Task to complete » Copy every line of the records below that holds the word "CONTENTS".

Rows from a dataset »
•••

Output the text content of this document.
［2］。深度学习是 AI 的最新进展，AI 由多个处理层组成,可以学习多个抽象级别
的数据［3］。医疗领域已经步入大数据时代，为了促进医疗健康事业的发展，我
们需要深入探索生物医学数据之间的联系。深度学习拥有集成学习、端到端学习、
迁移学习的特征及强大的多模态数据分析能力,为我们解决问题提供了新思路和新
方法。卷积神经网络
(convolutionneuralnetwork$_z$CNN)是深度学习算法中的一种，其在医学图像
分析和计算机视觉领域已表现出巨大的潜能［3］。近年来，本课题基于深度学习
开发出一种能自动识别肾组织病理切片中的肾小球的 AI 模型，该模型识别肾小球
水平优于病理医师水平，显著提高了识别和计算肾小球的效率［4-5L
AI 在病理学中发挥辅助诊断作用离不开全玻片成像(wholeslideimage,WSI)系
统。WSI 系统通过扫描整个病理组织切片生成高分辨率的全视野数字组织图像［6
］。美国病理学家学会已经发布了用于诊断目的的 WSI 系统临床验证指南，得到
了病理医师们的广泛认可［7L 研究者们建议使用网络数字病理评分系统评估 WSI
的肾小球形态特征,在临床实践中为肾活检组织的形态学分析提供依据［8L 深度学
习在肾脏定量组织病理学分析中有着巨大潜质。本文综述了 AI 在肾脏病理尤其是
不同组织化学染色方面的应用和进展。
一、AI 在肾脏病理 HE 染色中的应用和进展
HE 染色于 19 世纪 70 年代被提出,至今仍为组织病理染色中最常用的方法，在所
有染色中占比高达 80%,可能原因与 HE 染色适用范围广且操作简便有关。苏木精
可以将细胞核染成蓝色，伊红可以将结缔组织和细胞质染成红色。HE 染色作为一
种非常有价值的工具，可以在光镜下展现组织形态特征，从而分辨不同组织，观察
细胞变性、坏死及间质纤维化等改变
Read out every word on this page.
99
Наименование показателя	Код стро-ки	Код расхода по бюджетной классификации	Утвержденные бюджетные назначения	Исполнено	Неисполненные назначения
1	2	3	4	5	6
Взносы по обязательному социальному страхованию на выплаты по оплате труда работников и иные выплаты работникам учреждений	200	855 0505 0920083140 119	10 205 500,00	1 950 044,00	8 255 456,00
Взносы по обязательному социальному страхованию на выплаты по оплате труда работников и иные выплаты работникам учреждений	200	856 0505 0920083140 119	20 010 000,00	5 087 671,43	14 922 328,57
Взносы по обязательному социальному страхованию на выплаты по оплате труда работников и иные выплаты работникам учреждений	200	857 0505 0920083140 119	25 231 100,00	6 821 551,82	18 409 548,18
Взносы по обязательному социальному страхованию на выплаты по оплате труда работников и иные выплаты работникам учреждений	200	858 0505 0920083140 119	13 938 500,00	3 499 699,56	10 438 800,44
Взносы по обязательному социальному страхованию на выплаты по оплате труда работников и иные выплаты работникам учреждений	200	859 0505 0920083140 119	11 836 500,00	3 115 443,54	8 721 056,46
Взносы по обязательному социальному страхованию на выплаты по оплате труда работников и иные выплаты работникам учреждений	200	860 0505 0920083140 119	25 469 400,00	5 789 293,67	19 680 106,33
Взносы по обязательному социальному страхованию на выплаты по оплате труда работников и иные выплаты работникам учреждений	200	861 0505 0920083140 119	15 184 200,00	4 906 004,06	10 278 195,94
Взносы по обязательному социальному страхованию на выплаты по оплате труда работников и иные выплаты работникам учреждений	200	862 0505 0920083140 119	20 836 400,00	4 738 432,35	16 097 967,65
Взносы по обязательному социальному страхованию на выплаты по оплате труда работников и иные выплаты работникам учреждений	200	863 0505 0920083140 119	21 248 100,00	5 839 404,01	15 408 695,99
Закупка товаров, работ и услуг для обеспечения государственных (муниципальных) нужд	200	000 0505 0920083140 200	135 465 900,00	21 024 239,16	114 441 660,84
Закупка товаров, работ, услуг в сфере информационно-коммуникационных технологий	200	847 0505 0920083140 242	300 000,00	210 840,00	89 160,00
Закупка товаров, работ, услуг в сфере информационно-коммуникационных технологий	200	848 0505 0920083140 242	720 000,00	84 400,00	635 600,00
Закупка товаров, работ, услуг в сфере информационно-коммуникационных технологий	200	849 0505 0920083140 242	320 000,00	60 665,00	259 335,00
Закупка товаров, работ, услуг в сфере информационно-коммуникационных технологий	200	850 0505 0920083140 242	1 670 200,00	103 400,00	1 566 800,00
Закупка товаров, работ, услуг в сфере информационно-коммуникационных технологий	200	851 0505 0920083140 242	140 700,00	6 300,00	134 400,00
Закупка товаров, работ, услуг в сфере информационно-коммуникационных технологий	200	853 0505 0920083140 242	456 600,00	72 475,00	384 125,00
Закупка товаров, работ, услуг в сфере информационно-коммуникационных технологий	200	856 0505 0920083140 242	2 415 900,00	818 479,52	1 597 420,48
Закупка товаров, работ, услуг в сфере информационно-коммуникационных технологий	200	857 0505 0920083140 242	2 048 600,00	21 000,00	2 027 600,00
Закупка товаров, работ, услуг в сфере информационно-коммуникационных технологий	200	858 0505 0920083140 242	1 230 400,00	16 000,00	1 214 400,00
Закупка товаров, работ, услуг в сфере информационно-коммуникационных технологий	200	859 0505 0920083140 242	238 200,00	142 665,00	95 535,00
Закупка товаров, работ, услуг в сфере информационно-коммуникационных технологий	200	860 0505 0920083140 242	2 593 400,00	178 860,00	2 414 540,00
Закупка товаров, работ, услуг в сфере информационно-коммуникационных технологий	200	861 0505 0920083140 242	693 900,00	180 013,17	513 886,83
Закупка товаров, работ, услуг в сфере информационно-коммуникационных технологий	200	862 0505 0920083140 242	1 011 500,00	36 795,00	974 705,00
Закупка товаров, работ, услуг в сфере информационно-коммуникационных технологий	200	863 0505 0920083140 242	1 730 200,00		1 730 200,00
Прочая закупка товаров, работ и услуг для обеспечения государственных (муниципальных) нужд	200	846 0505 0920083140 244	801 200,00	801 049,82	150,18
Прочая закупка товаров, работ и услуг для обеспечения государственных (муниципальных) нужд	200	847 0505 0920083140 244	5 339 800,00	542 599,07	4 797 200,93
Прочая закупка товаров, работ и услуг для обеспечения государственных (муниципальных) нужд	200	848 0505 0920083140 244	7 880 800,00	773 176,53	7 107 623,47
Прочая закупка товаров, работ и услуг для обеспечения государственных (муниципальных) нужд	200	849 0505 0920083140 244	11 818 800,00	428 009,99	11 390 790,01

•••

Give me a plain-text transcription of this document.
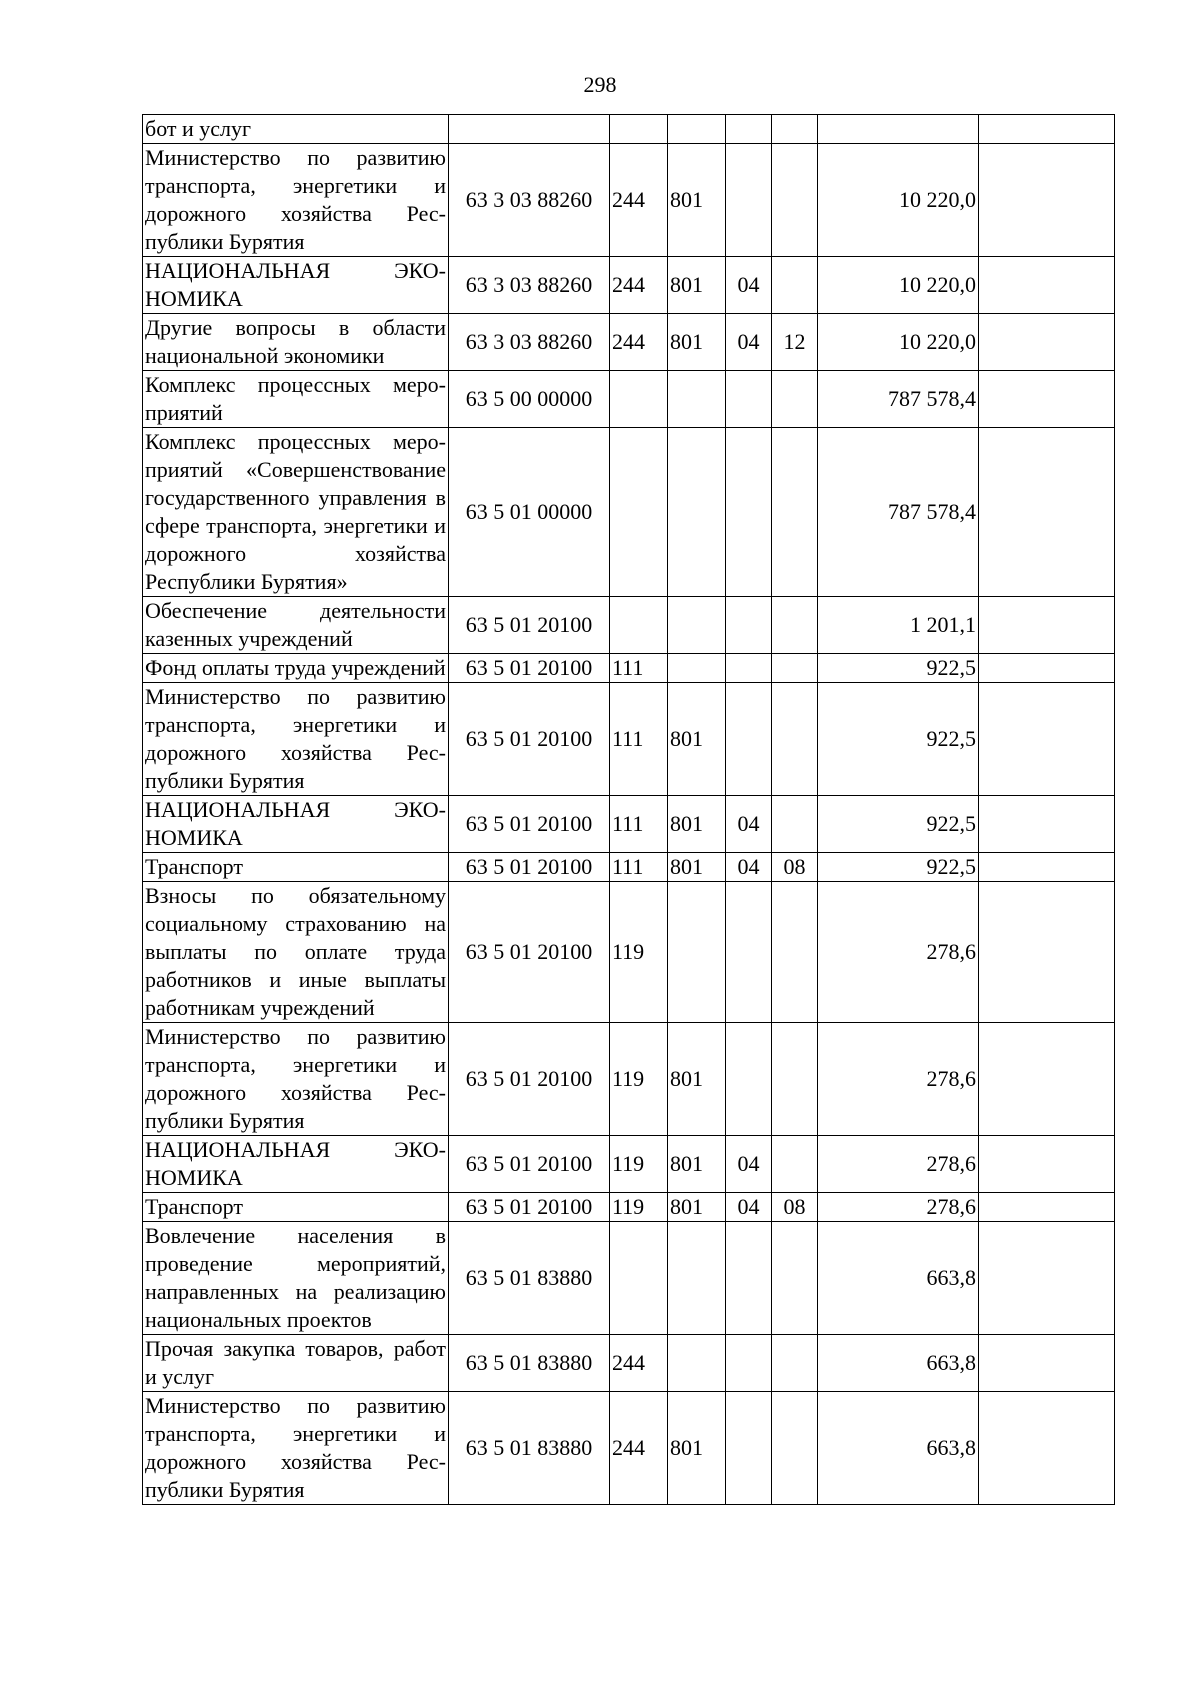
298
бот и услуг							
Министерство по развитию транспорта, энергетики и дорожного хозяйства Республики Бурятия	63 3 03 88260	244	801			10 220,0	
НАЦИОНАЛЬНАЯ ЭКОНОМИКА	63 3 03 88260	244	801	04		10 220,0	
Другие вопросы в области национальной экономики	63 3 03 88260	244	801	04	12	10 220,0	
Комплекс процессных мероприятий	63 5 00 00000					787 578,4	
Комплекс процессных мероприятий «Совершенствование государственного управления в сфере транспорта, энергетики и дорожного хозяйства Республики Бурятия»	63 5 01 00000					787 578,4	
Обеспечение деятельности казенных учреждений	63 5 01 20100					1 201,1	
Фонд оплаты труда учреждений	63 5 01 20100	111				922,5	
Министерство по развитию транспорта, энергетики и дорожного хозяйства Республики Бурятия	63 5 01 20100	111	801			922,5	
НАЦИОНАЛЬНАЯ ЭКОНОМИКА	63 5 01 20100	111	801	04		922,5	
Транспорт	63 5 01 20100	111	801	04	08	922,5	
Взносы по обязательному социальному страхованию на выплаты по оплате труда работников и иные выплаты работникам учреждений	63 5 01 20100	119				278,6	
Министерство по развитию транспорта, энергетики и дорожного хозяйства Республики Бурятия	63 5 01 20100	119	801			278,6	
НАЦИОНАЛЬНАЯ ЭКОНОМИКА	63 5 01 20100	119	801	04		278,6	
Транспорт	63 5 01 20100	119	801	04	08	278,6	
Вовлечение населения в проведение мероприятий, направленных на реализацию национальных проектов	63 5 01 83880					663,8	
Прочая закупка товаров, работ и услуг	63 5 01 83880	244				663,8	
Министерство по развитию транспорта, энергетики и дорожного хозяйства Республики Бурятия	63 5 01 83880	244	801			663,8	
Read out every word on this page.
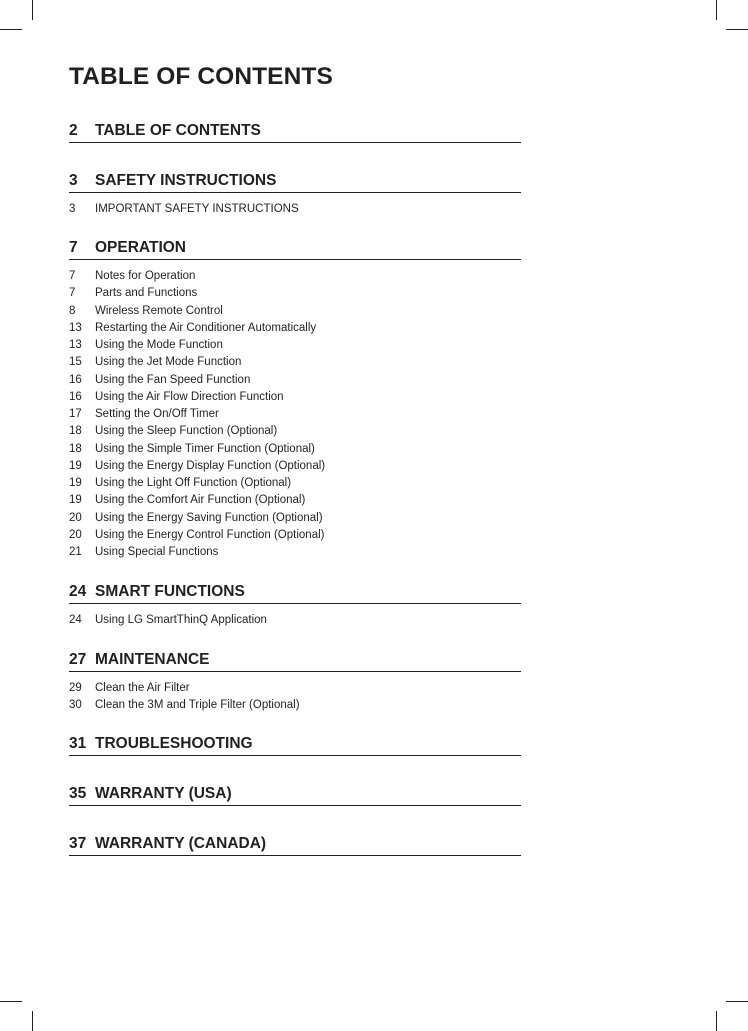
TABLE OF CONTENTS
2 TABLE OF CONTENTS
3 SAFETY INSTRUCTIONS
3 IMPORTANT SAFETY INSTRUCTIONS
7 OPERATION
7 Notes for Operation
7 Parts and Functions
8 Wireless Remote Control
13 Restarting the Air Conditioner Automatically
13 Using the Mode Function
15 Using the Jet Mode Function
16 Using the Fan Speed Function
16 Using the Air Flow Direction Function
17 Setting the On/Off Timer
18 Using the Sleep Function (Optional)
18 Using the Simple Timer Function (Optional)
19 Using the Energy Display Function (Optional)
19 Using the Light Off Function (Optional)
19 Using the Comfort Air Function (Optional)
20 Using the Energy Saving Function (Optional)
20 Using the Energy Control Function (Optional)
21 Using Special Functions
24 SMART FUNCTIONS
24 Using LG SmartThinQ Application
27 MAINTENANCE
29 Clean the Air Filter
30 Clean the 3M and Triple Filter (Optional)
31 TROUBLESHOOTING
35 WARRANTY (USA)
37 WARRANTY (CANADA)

•••

Output for this task »
TABLE OF CONTENTS
2 TABLE OF CONTENTS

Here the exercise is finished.